List all lines of the data containing the word "object".
## START Available data
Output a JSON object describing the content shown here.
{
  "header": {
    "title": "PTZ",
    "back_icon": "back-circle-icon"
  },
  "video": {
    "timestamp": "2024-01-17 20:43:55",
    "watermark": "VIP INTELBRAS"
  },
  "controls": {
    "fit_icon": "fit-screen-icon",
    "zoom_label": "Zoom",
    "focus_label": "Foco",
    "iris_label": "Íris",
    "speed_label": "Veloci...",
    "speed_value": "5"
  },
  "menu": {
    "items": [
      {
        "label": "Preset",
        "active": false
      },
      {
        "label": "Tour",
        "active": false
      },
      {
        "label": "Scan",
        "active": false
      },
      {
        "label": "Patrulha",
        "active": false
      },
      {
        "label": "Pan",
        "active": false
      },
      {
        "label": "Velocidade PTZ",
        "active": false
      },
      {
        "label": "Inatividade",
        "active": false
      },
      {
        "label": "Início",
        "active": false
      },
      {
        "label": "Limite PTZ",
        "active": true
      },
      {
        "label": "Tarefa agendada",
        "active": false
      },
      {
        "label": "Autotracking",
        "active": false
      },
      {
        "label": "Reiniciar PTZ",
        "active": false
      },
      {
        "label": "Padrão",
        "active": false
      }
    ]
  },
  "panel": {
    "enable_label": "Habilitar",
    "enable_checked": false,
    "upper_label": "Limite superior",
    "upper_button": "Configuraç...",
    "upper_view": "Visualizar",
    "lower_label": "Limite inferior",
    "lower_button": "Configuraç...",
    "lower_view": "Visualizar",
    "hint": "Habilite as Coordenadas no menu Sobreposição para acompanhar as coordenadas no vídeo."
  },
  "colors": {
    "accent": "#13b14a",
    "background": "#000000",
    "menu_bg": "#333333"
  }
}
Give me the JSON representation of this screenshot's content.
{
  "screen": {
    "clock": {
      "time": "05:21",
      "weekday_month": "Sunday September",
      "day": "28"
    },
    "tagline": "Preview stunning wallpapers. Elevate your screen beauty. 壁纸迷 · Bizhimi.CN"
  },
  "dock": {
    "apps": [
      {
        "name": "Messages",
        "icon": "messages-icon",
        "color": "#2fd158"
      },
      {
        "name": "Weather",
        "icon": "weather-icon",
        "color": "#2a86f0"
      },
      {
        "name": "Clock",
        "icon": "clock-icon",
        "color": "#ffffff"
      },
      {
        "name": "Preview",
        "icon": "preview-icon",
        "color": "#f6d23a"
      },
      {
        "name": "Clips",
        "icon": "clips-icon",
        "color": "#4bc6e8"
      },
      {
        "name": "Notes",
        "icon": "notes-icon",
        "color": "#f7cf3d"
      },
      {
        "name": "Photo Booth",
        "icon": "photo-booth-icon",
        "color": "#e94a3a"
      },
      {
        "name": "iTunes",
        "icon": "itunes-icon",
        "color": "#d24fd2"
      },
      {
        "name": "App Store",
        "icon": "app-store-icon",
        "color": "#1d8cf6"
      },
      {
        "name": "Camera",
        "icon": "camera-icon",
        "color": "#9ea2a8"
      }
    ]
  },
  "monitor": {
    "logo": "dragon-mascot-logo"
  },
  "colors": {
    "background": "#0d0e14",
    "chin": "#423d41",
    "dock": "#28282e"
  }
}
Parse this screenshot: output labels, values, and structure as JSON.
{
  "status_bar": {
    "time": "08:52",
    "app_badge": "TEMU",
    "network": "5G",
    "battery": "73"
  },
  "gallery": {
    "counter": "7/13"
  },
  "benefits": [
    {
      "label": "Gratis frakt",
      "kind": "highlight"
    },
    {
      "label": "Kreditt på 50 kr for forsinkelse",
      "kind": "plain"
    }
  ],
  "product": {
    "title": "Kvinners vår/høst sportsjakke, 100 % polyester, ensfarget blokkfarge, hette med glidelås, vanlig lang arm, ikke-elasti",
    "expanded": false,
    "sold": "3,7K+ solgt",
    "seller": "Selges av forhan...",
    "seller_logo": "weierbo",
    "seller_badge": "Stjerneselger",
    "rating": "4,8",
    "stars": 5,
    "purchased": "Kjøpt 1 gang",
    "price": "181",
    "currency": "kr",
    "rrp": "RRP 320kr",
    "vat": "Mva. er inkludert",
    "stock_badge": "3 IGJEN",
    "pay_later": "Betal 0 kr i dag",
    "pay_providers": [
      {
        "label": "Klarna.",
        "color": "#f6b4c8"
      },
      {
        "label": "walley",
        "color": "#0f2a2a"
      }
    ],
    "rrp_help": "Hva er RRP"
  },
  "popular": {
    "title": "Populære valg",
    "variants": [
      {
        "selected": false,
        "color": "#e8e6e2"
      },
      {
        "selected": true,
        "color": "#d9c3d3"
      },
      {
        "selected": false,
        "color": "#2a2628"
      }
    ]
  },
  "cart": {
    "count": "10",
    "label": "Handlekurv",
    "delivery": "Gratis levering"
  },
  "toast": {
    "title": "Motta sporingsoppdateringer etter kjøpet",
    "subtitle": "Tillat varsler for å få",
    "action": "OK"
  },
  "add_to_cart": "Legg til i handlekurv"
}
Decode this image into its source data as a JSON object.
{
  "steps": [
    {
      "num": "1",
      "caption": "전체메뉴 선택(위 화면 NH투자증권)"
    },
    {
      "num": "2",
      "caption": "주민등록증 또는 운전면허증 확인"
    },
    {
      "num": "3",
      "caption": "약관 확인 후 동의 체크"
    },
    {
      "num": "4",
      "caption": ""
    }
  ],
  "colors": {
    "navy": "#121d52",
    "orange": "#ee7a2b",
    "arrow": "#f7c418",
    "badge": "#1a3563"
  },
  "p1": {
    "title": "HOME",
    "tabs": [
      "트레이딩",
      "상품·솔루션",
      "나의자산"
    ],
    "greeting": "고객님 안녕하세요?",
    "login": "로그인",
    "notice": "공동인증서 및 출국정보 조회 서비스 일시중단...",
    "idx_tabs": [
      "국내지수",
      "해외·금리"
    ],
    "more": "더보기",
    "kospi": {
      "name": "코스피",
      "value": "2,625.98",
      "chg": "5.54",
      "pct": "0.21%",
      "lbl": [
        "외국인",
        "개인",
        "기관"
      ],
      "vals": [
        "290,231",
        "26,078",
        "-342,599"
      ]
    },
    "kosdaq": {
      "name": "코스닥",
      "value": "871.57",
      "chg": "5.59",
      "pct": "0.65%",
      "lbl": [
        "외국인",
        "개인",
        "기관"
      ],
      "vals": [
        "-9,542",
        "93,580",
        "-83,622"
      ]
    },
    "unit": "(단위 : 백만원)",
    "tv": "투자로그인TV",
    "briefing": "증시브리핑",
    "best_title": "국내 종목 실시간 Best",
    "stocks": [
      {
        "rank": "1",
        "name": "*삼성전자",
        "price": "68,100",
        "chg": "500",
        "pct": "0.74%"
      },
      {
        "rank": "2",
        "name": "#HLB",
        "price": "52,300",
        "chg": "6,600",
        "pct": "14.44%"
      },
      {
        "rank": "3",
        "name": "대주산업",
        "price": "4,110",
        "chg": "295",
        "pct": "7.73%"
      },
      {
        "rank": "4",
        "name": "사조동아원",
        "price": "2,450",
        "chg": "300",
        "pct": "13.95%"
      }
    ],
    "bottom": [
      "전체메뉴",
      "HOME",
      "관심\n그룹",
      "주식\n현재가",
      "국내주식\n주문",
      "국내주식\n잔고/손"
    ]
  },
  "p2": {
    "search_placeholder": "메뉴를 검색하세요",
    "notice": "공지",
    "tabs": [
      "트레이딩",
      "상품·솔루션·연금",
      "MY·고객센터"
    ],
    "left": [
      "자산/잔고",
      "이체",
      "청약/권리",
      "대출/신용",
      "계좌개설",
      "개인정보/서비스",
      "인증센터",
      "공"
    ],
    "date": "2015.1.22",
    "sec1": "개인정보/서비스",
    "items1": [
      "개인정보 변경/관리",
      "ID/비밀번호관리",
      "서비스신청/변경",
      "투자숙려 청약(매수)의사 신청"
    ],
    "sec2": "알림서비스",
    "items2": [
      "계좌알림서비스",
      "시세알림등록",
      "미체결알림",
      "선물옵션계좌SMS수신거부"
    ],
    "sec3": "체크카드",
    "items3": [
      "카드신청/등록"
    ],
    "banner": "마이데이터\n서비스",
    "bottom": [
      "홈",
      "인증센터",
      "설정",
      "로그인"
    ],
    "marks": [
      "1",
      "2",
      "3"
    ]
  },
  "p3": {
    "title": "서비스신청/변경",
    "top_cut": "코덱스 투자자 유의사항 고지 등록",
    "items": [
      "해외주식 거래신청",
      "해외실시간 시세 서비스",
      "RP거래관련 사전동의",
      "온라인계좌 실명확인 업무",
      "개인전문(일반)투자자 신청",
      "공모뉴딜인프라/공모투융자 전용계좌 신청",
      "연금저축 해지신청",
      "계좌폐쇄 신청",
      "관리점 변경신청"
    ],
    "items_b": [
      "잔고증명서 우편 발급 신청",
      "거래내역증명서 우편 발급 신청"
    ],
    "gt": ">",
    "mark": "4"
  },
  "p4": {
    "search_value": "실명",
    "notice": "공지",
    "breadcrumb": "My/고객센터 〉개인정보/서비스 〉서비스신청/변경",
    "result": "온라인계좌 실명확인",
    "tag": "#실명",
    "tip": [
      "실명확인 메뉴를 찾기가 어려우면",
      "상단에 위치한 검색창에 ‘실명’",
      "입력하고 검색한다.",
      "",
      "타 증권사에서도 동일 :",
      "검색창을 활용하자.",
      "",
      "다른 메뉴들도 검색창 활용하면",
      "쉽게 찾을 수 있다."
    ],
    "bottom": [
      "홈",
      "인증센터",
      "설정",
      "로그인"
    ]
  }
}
## END Available data
_Exercise response_
Output a JSON object describing the content shown here.
Decode this image into its source data as a JSON object.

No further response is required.